▸ **THE EXERCISE**:
Copy every record word for word.

▸ **DATA LISTING**:
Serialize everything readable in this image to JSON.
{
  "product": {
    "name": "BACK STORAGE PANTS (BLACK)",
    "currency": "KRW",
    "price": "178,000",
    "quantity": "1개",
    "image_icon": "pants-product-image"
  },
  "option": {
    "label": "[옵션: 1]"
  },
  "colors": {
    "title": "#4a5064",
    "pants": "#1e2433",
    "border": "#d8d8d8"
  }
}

▸ **EXERCISE SOLUTION**:
Serialize everything readable in this image to JSON.
{
  "product": {
    "name": "BACK STORAGE PANTS (BLACK)",
    "currency": "KRW",
    "price": "178,000",
    "quantity": "1개",
    "image_icon": "pants-product-image"
  },
  "option": {
    "label": "[옵션: 1]"
  },
  "colors": {
    "title": "#4a5064",
    "pants": "#1e2433",
    "border": "#d8d8d8"
  }
}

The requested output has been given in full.